───── Data excerpts

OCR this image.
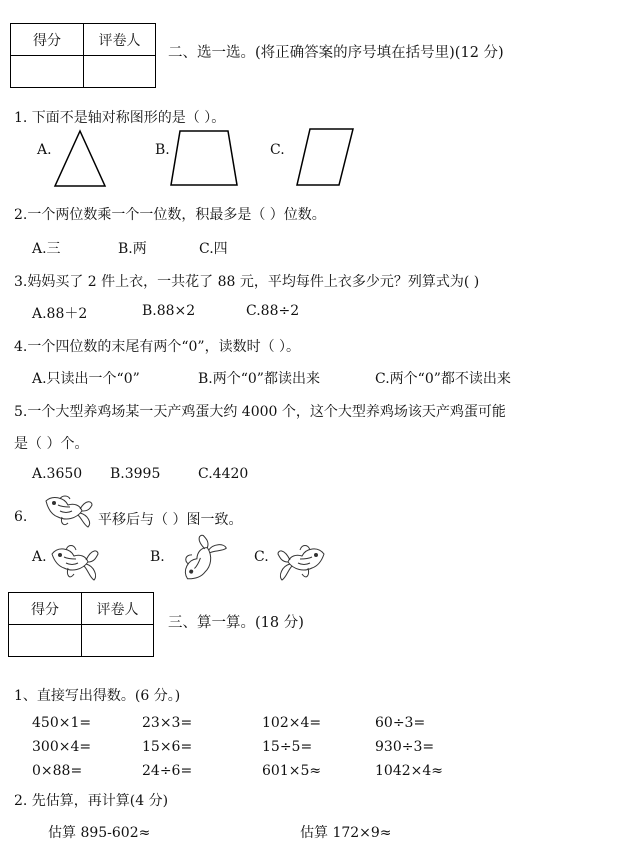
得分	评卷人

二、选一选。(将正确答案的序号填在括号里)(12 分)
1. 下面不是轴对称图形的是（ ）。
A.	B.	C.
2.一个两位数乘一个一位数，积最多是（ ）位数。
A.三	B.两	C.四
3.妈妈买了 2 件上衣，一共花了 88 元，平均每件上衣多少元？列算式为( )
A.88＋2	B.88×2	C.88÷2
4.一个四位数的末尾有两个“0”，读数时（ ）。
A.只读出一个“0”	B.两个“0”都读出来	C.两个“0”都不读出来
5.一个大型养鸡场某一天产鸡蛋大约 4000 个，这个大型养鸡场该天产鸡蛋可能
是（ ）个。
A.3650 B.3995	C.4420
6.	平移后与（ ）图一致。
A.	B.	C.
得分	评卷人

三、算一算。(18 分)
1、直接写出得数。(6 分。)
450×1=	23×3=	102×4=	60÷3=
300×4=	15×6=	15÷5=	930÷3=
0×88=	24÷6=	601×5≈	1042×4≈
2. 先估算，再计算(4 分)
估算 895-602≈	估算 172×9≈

──────────

Exercise requirements —
An exact transcription of all the entries is required, without the pictures.

Task answer —
OCR this image.
得分	评卷人

二、选一选。(将正确答案的序号填在括号里)(12 分)
1. 下面不是轴对称图形的是（ ）。
A.	B.	C.
2.一个两位数乘一个一位数，积最多是（ ）位数。
A.三	B.两	C.四
3.妈妈买了 2 件上衣，一共花了 88 元，平均每件上衣多少元？列算式为( )
A.88＋2	B.88×2	C.88÷2
4.一个四位数的末尾有两个“0”，读数时（ ）。
A.只读出一个“0”	B.两个“0”都读出来	C.两个“0”都不读出来
5.一个大型养鸡场某一天产鸡蛋大约 4000 个，这个大型养鸡场该天产鸡蛋可能
是（ ）个。
A.3650 B.3995	C.4420
6.	平移后与（ ）图一致。
A.	B.	C.
得分	评卷人

三、算一算。(18 分)
1、直接写出得数。(6 分。)
450×1=	23×3=	102×4=	60÷3=
300×4=	15×6=	15÷5=	930÷3=
0×88=	24÷6=	601×5≈	1042×4≈
2. 先估算，再计算(4 分)
估算 895-602≈	估算 172×9≈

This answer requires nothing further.